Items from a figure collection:
++++++++
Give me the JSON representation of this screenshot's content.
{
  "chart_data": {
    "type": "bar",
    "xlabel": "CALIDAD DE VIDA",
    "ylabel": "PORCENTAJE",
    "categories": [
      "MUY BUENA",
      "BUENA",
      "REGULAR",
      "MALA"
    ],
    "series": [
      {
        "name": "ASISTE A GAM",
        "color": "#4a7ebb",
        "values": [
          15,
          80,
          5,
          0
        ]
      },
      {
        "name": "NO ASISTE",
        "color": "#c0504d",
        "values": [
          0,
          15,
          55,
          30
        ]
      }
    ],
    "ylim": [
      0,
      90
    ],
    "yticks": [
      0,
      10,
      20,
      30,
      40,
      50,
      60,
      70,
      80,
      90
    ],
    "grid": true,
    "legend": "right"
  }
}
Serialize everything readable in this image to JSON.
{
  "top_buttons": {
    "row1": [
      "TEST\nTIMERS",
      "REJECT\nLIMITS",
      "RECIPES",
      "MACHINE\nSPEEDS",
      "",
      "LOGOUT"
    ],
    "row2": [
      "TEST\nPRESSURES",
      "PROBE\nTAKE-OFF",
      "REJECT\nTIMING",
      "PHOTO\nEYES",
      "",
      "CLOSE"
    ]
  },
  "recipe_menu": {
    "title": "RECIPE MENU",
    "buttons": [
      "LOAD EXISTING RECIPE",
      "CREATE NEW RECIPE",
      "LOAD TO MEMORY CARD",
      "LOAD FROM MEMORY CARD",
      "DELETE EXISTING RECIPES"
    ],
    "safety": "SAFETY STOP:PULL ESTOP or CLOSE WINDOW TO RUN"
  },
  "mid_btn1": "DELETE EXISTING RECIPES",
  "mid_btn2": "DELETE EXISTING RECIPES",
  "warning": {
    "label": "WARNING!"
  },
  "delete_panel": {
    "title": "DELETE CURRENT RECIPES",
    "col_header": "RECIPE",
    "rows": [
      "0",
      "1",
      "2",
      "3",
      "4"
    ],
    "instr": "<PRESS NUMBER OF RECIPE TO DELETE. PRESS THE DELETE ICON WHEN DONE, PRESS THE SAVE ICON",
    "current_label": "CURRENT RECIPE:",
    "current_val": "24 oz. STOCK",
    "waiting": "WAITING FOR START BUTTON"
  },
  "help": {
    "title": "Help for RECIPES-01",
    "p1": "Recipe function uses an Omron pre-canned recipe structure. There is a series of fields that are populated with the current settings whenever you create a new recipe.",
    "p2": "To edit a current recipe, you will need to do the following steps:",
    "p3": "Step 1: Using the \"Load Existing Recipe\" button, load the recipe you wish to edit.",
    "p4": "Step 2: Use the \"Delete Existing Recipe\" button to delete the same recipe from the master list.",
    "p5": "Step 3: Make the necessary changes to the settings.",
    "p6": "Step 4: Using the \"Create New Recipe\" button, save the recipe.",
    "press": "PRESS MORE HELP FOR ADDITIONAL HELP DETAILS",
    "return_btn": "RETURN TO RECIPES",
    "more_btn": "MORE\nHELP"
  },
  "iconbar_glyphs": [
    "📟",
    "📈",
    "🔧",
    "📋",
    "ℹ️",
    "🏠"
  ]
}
++++++++
AIM OF THE TASK
Look through the data and show every line containing "this".

EXERCISE SOLUTION
Give me the JSON representation of this screenshot's content.
Serialize everything readable in this image to JSON.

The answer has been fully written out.